- [WORK TO BE COMPLETED]: Copy the full set of lines exactly as given.

(Stored data)
%%

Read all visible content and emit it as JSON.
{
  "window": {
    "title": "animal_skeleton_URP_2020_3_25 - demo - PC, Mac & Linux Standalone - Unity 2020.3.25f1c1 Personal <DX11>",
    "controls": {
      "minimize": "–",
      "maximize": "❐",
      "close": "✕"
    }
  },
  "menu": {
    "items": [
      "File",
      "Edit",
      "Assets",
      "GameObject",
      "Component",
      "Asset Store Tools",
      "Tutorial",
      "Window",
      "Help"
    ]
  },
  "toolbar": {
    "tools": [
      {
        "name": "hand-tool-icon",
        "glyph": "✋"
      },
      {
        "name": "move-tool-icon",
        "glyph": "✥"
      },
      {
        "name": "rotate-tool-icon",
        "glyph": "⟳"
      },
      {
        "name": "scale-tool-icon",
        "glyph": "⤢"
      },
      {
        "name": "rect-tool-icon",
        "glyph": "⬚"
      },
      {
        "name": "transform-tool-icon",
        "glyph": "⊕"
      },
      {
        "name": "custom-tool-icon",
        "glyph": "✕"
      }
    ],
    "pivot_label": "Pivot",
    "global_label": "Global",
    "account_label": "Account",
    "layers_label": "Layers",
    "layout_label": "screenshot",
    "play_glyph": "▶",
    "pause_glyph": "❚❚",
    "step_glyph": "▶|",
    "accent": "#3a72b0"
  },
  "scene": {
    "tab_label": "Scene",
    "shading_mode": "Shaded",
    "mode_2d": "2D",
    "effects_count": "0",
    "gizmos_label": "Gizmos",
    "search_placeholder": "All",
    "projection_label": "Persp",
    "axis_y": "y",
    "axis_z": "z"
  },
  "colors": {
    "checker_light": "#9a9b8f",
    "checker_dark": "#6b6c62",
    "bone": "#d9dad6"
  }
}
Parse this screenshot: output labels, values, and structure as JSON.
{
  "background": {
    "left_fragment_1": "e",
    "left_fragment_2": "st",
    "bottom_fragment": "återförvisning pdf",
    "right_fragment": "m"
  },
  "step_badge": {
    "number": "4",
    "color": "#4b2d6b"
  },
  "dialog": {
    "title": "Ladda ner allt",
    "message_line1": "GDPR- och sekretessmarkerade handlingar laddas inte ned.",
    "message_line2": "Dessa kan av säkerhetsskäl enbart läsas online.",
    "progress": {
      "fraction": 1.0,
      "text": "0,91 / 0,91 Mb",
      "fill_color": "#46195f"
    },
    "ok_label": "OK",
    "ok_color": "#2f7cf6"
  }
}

%%

- [CORRECT OUTPUT]:
Read all visible content and emit it as JSON.
{
  "window": {
    "title": "animal_skeleton_URP_2020_3_25 - demo - PC, Mac & Linux Standalone - Unity 2020.3.25f1c1 Personal <DX11>",
    "controls": {
      "minimize": "–",
      "maximize": "❐",
      "close": "✕"
    }
  },
  "menu": {
    "items": [
      "File",
      "Edit",
      "Assets",
      "GameObject",
      "Component",
      "Asset Store Tools",
      "Tutorial",
      "Window",
      "Help"
    ]
  },
  "toolbar": {
    "tools": [
      {
        "name": "hand-tool-icon",
        "glyph": "✋"
      },
      {
        "name": "move-tool-icon",
        "glyph": "✥"
      },
      {
        "name": "rotate-tool-icon",
        "glyph": "⟳"
      },
      {
        "name": "scale-tool-icon",
        "glyph": "⤢"
      },
      {
        "name": "rect-tool-icon",
        "glyph": "⬚"
      },
      {
        "name": "transform-tool-icon",
        "glyph": "⊕"
      },
      {
        "name": "custom-tool-icon",
        "glyph": "✕"
      }
    ],
    "pivot_label": "Pivot",
    "global_label": "Global",
    "account_label": "Account",
    "layers_label": "Layers",
    "layout_label": "screenshot",
    "play_glyph": "▶",
    "pause_glyph": "❚❚",
    "step_glyph": "▶|",
    "accent": "#3a72b0"
  },
  "scene": {
    "tab_label": "Scene",
    "shading_mode": "Shaded",
    "mode_2d": "2D",
    "effects_count": "0",
    "gizmos_label": "Gizmos",
    "search_placeholder": "All",
    "projection_label": "Persp",
    "axis_y": "y",
    "axis_z": "z"
  },
  "colors": {
    "checker_light": "#9a9b8f",
    "checker_dark": "#6b6c62",
    "bone": "#d9dad6"
  }
}
Parse this screenshot: output labels, values, and structure as JSON.
{
  "background": {
    "left_fragment_1": "e",
    "left_fragment_2": "st",
    "bottom_fragment": "återförvisning pdf",
    "right_fragment": "m"
  },
  "step_badge": {
    "number": "4",
    "color": "#4b2d6b"
  },
  "dialog": {
    "title": "Ladda ner allt",
    "message_line1": "GDPR- och sekretessmarkerade handlingar laddas inte ned.",
    "message_line2": "Dessa kan av säkerhetsskäl enbart läsas online.",
    "progress": {
      "fraction": 1.0,
      "text": "0,91 / 0,91 Mb",
      "fill_color": "#46195f"
    },
    "ok_label": "OK",
    "ok_color": "#2f7cf6"
  }
}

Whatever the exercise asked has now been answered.